Records excerpted from a collection:
_ _ _
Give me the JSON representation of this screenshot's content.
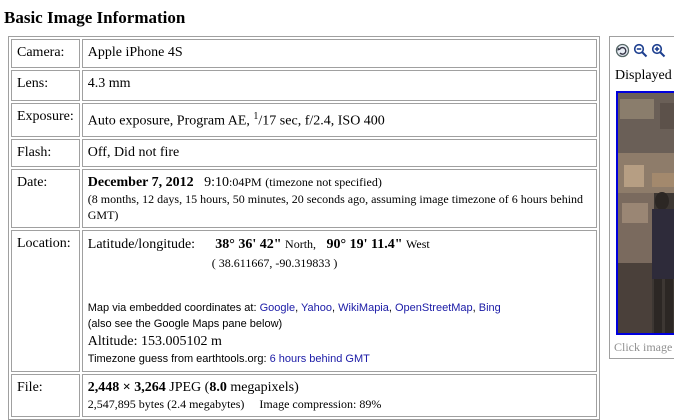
{
  "title": "Basic Image Information",
  "camera": {
    "label": "Camera:",
    "value": "Apple iPhone 4S"
  },
  "lens": {
    "label": "Lens:",
    "value": "4.3 mm"
  },
  "exposure": {
    "label": "Exposure:",
    "prefix": "Auto exposure, Program AE,",
    "num": "1",
    "den": "/17 sec, f/2.4, ISO 400"
  },
  "flash": {
    "label": "Flash:",
    "value": "Off, Did not fire"
  },
  "date": {
    "label": "Date:",
    "date_bold": "December 7, 2012",
    "time_main": "9:10",
    "time_small": ":04PM",
    "tz_note": "(timezone not specified)",
    "ago": "(8 months, 12 days, 15 hours, 50 minutes, 20 seconds ago, assuming image timezone of 6 hours behind GMT)"
  },
  "location": {
    "label": "Location:",
    "latlon_label": "Latitude/longitude:",
    "lat": "38° 36' 42\"",
    "lat_dir": "North,",
    "lon": "90° 19' 11.4\"",
    "lon_dir": "West",
    "decimal_open": "(",
    "decimal": "38.611667, -90.319833",
    "decimal_close": ")",
    "map_via": "Map via embedded coordinates at:",
    "map_links": [
      "Google",
      "Yahoo",
      "WikiMapia",
      "OpenStreetMap",
      "Bing"
    ],
    "see_also": "(also see the Google Maps pane below)",
    "altitude": "Altitude: 153.005102 m",
    "tz_guess_prefix": "Timezone guess from earthtools.org:",
    "tz_guess_link": "6 hours behind GMT"
  },
  "file": {
    "label": "File:",
    "dims": "2,448 × 3,264",
    "format": "JPEG",
    "mp_open": "(",
    "mp": "8.0",
    "mp_unit": "megapixels)",
    "bytes": "2,547,895 bytes (2.4 megabytes)",
    "compression": "Image compression: 89%"
  },
  "side": {
    "displayed": "Displayed",
    "click": "Click image"
  },
  "colors": {
    "link": "#1a1aa6",
    "thumb_border": "#0000dd",
    "border": "#a0a0a0"
  }
}
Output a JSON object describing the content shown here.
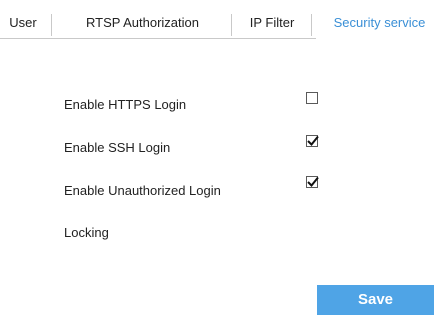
{
  "tabs": [
    {
      "label": "User",
      "active": false
    },
    {
      "label": "RTSP Authorization",
      "active": false
    },
    {
      "label": "IP Filter",
      "active": false
    },
    {
      "label": "Security service",
      "active": true
    }
  ],
  "settings": [
    {
      "label": "Enable HTTPS Login",
      "checked": false
    },
    {
      "label": "Enable SSH Login",
      "checked": true
    },
    {
      "label": "Enable Unauthorized Login",
      "checked": true
    },
    {
      "label": "Locking"
    }
  ],
  "save_label": "Save",
  "colors": {
    "accent": "#3a8fd6",
    "save_button": "#4fa4e6",
    "border": "#c9c9c9",
    "text": "#222222"
  }
}
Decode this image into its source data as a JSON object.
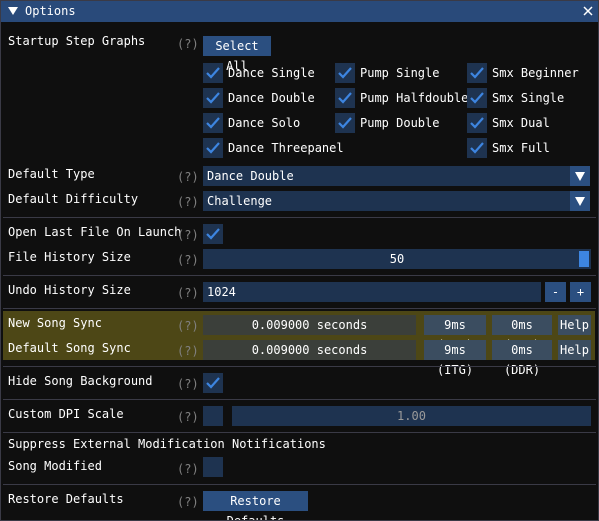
{
  "window": {
    "title": "Options",
    "close_icon": "close-icon"
  },
  "help_marker": "(?)",
  "startup_step_graphs": {
    "label": "Startup Step Graphs",
    "select_all_label": "Select All",
    "items": [
      {
        "label": "Dance Single",
        "checked": true
      },
      {
        "label": "Pump Single",
        "checked": true
      },
      {
        "label": "Smx Beginner",
        "checked": true
      },
      {
        "label": "Dance Double",
        "checked": true
      },
      {
        "label": "Pump Halfdouble",
        "checked": true
      },
      {
        "label": "Smx Single",
        "checked": true
      },
      {
        "label": "Dance Solo",
        "checked": true
      },
      {
        "label": "Pump Double",
        "checked": true
      },
      {
        "label": "Smx Dual",
        "checked": true
      },
      {
        "label": "Dance Threepanel",
        "checked": true
      },
      {
        "label": "Smx Full",
        "checked": true
      }
    ]
  },
  "default_type": {
    "label": "Default Type",
    "value": "Dance Double"
  },
  "default_difficulty": {
    "label": "Default Difficulty",
    "value": "Challenge"
  },
  "open_last_file": {
    "label": "Open Last File On Launch",
    "checked": true
  },
  "file_history_size": {
    "label": "File History Size",
    "value": "50",
    "fraction": 1.0
  },
  "undo_history_size": {
    "label": "Undo History Size",
    "value": "1024",
    "minus": "-",
    "plus": "+"
  },
  "new_song_sync": {
    "label": "New Song Sync",
    "value": "0.009000 seconds",
    "itg": "9ms (ITG)",
    "ddr": "0ms (DDR)",
    "help": "Help"
  },
  "default_song_sync": {
    "label": "Default Song Sync",
    "value": "0.009000 seconds",
    "itg": "9ms (ITG)",
    "ddr": "0ms (DDR)",
    "help": "Help"
  },
  "hide_song_background": {
    "label": "Hide Song Background",
    "checked": true
  },
  "custom_dpi_scale": {
    "label": "Custom DPI Scale",
    "checked": false,
    "value": "1.00"
  },
  "suppress_notifications": {
    "label": "Suppress External Modification Notifications"
  },
  "song_modified": {
    "label": "Song Modified",
    "checked": false
  },
  "restore_defaults": {
    "label": "Restore Defaults",
    "button_label": "Restore Defaults"
  },
  "colors": {
    "accent": "#3d85e0",
    "button": "#2b4f80",
    "frame": "#1e3350",
    "title_bar": "#294a7a",
    "highlight": "#4d4716"
  }
}
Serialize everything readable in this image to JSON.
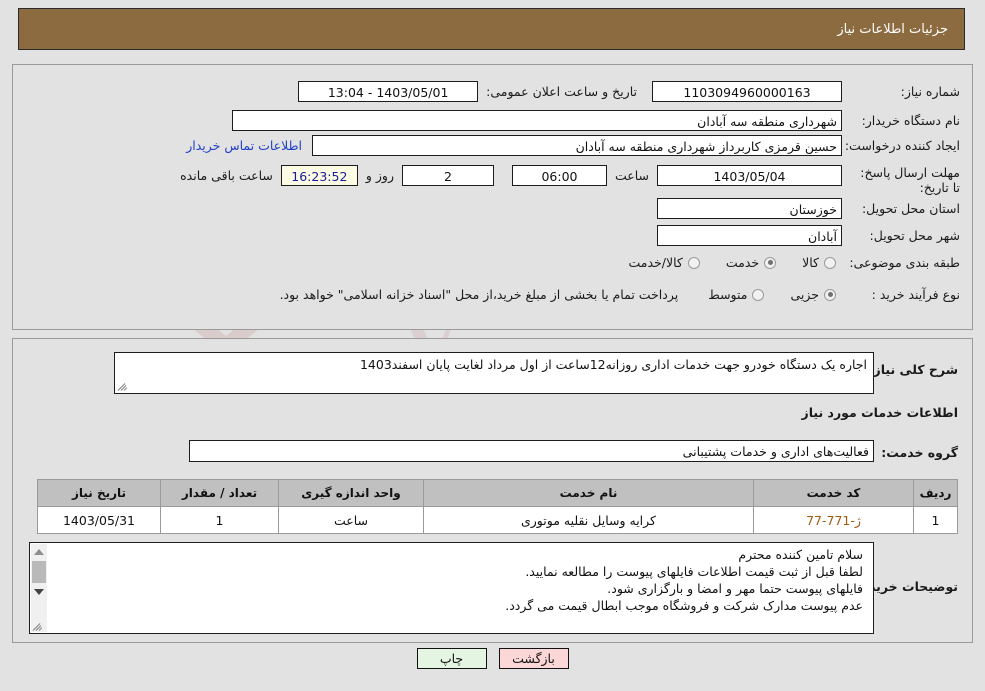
{
  "header": {
    "title": "جزئیات اطلاعات نیاز"
  },
  "basic": {
    "need_number_label": "شماره نیاز:",
    "need_number_value": "1103094960000163",
    "announce_label": "تاریخ و ساعت اعلان عمومی:",
    "announce_value": "1403/05/01 - 13:04",
    "buyer_org_label": "نام دستگاه خریدار:",
    "buyer_org_value": "شهرداری منطقه سه آبادان",
    "creator_label": "ایجاد کننده درخواست:",
    "creator_value": "حسین قرمزی کاربرداز شهرداری منطقه سه آبادان",
    "contact_link": "اطلاعات تماس خریدار",
    "deadline_label": "مهلت ارسال پاسخ: تا تاریخ:",
    "deadline_date": "1403/05/04",
    "hour_label": "ساعت",
    "deadline_time": "06:00",
    "days_value": "2",
    "days_label": "روز و",
    "countdown_value": "16:23:52",
    "remaining_label": "ساعت باقی مانده",
    "province_label": "استان محل تحویل:",
    "province_value": "خوزستان",
    "city_label": "شهر محل تحویل:",
    "city_value": "آبادان",
    "category_label": "طبقه بندی موضوعی:",
    "category_options": [
      {
        "label": "کالا",
        "selected": false
      },
      {
        "label": "خدمت",
        "selected": true
      },
      {
        "label": "کالا/خدمت",
        "selected": false
      }
    ],
    "process_label": "نوع فرآیند خرید :",
    "process_options": [
      {
        "label": "جزیی",
        "selected": true
      },
      {
        "label": "متوسط",
        "selected": false
      }
    ],
    "payment_note": "پرداخت تمام یا بخشی از مبلغ خرید،از محل \"اسناد خزانه اسلامی\" خواهد بود."
  },
  "detail": {
    "summary_label": "شرح کلی نیاز:",
    "summary_value": "اجاره یک دستگاه خودرو جهت خدمات اداری روزانه12ساعت از اول مرداد لغایت پایان اسفند1403",
    "services_heading": "اطلاعات خدمات مورد نیاز",
    "service_group_label": "گروه خدمت:",
    "service_group_value": "فعالیت‌های اداری و خدمات پشتیبانی",
    "table": {
      "columns": [
        "ردیف",
        "کد خدمت",
        "نام خدمت",
        "واحد اندازه گیری",
        "تعداد / مقدار",
        "تاریخ نیاز"
      ],
      "rows": [
        {
          "row": "1",
          "code": "ژ-771-77",
          "name": "کرایه وسایل نقلیه موتوری",
          "unit": "ساعت",
          "qty": "1",
          "date": "1403/05/31"
        }
      ]
    },
    "notes_label": "توضیحات خریدار:",
    "notes_lines": [
      "سلام تامین کننده محترم",
      "لطفا قبل از ثبت قیمت اطلاعات فایلهای پیوست را مطالعه نمایید.",
      "فایلهای پیوست حتما مهر و امضا و بارگزاری شود.",
      "عدم پیوست مدارک شرکت و فروشگاه موجب ابطال قیمت می گردد."
    ]
  },
  "footer": {
    "back_label": "بازگشت",
    "print_label": "چاپ"
  },
  "watermark": {
    "text": "AriaTender.net"
  },
  "colors": {
    "header_bar": "#8b6b3f",
    "page_background": "#e2e2e2",
    "table_header": "#c0c0c0",
    "link": "#1f3fc8",
    "countdown_text": "#1a1a9a",
    "countdown_bg": "#fbfbe4",
    "service_code": "#a05a12",
    "back_button": "#fcd7d7",
    "print_button": "#e4f6e1"
  }
}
_ _ _
How many lines in the records above contain the word "this"? Reply with the number and nothing more.

3